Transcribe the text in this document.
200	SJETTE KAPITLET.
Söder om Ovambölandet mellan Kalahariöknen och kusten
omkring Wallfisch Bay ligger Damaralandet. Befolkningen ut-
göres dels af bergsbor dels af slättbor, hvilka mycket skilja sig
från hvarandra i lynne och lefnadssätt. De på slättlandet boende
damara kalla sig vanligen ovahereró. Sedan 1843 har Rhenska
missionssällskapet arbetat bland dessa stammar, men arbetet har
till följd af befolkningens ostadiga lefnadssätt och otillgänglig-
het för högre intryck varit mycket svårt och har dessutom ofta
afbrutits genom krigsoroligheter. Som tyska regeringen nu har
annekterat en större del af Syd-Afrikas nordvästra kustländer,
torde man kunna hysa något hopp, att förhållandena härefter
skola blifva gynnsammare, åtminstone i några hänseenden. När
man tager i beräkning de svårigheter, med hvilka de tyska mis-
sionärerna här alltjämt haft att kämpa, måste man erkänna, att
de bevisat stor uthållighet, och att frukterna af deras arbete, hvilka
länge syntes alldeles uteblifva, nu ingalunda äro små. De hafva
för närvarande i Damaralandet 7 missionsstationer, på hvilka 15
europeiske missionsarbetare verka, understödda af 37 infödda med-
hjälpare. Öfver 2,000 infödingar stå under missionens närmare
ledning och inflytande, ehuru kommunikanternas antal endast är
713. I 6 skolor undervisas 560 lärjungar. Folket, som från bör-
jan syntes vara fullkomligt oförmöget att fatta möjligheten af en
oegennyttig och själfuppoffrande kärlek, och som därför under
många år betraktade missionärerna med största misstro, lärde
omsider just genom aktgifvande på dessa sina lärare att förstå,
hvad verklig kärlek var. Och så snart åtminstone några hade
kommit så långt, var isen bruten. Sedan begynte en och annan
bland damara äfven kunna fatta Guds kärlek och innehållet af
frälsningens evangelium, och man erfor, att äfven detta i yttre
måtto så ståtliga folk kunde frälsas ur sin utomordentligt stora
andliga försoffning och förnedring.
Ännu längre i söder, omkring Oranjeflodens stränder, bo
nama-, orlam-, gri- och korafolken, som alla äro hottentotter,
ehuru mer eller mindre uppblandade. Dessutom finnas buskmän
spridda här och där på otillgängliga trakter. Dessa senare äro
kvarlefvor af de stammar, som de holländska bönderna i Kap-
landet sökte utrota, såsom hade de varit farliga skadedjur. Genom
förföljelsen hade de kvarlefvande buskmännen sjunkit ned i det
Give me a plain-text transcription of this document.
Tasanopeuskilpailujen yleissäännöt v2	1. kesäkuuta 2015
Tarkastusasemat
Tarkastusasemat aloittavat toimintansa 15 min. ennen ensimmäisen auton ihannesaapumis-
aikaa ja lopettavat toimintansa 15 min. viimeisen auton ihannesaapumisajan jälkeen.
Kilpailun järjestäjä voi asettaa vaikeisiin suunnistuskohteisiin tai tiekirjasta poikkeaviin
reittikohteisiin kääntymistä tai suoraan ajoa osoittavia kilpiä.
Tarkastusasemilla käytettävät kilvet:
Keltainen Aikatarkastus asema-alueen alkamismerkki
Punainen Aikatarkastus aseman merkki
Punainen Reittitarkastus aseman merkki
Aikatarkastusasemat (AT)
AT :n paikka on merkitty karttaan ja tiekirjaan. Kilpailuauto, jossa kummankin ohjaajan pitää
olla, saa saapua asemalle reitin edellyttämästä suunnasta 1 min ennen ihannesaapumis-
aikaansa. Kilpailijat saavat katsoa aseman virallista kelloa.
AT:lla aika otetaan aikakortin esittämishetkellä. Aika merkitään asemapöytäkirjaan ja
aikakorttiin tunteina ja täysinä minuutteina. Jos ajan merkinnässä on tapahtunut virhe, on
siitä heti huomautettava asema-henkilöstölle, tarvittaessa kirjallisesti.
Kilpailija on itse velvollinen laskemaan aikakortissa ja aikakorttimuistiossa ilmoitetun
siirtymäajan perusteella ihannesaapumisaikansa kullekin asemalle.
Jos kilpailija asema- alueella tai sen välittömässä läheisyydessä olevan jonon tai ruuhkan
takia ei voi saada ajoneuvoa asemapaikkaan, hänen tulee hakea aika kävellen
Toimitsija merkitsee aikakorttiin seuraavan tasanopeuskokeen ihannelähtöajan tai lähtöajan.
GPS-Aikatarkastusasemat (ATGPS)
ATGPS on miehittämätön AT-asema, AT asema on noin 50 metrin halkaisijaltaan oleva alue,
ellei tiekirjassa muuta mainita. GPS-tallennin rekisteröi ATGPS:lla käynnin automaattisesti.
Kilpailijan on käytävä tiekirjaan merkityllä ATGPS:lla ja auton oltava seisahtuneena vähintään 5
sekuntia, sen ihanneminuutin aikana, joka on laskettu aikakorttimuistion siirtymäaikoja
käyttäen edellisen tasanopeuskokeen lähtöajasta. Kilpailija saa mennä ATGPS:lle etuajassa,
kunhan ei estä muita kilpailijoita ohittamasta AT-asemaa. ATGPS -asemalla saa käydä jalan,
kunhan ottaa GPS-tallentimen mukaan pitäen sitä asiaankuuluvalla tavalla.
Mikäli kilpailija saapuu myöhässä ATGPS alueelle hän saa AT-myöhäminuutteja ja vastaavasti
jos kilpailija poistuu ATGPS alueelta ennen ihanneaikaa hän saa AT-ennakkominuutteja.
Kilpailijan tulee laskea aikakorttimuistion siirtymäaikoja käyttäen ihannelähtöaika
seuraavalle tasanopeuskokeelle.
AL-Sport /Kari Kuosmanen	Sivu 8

......

Reproduce every line above containing "text".

Transcribe the text in this document.
Give me a plain-text transcription of this document.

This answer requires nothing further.